WORK TO DO =>
a. In the piece on kids and Las Vegas casinos, condense the paragraph beginning "A decade ago, Mirage Resorts banned" into a shorter version that keeps its main facts.
b. Write out the part of the piece on kids and Las Vegas casinos starting at "Most recently, teen-agers" and ending at "spokesperson Lori Nelson.", word for word.
c. According to the piece on kids and Las Vegas casinos, after what hour does Red Rock Resort bar people under 21 from the property?

DOCUMENT =>
During her younger days, a native Las Vegan of my acquaintance grew weary at the wide-eyed responses she used to receive when she’d travel out of state and confess this was her home.

“You LIVE in Las Vegas?” the amazed yahoos would often respond, as though she’d confessed to living inside Kentucky’s Mammoth Cave or perhaps the Great Pyramid of Khufu. “Wow. Do you live in a casino?”

With a practiced straight face, she assures me she would respond, “Oh yes. After midnight, when it’s not so busy, they dim the lights for us over on one side of the building, and us kids unroll our sleeping bags and sleep under some of the blackjack tables that aren’t in use.”

Las Vegas is a real city, of course, with real families living in real homes, precious few of which sport jangling Megabucks machines in the laundry room. But many of those families do have children, and (like kids everywhere) they like to congregate where the action is, which can lead to a serious problem both of image and of substance.

Las Vegas has an on-again, off-again history when it comes to the question of whether her attractions should be “family resorts” or something closer to “adults only.” With the spread of the neighborhood casino, the old image of the gambling den as a rowdy honky-tonk where off-duty servicemen could blow their pay while ogling the cocktail waitresses has generally given way to a more family-friendly image, with the local casino becoming a de facto social center.

If grandma visits the casino to play bingo, if mom and dad drop by to find the best nearby restaurants and movie theaters -- if these establishments are graced with video arcades, bowling alleys, and skating rinks -- you’re going to start seeing kids who are too young to drink or gamble, tantalizingly (or worrisomely) close to the gambling floor.

In the early ’90s, the MGM Grand opened with an outdoor amusement park designed to compete with such whole-family destinations as Disneyland and Six Flags. The family-oriented theme park is now gone.

A decade ago, Mirage Resorts banned child strollers on its properties -- reportedly after proprietor Steve Wynn himself tripped over one of the contraptions. When Bellagio opened in 1998, security guards kept those under 18 from entering unless they were guests of the resort.

The latter properties have since changed hands; the blanket bans are gone.

Most recently, teen-agers living near the new Red Rock Resort in the city’s western suburbs are unhappy with a new policy under which the property bars those under 21 from the property after 9 p.m., unless they’re attending a movie or dining at a restaurant while accompanied by a parent or adult guardian. (Underage guests attending movies that end after 9 p.m. are expected to leave the property immediately after the show ends.)

Area parents, on the other hand, are widely supportive of the move, according to Station spokesperson Lori Nelson.

As well they should be. It may be unavoidable that kids raised in Las Vegas will consider gambling more normal than naughty -- heck, that’s happening nationwide. But they also need to be taught that such activities are limited to adults not just arbitrarily, but because it takes adult judgment to decide how much is too much gambling, drinking, or smoking -- or even whether to indulge in such pastimes, at all.

And adults in a casino want to be free to associate with other adults -- swarms of rambunctious teen-agers spilling through the casino floor after a hip-hop show at an adjoining amphitheater aren’t what they’re generally looking for.

INFORMATION SUPPLIED =>
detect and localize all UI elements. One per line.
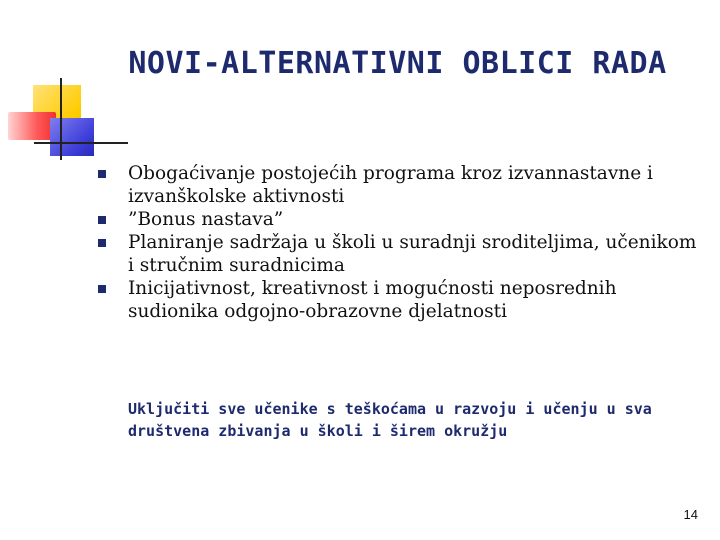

SOLVED TASKS =>
a. About ten years earlier, Mirage Resorts banned strollers on its properties, reportedly after Steve Wynn tripped over one. When Bellagio opened in 1998, guards turned away anyone under 18 who wasn't a resort guest.

b.
Most recently, teen-agers living near the new Red Rock Resort in the city’s western suburbs are unhappy with a new policy under which the property bars those under 21 from the property after 9 p.m., unless they’re attending a movie or dining at a restaurant while accompanied by a parent or adult guardian. (Underage guests attending movies that end after 9 p.m. are expected to leave the property immediately after the show ends.)

Area parents, on the other hand, are widely supportive of the move, according to Station spokesperson Lori Nelson.

c. After 9 p.m.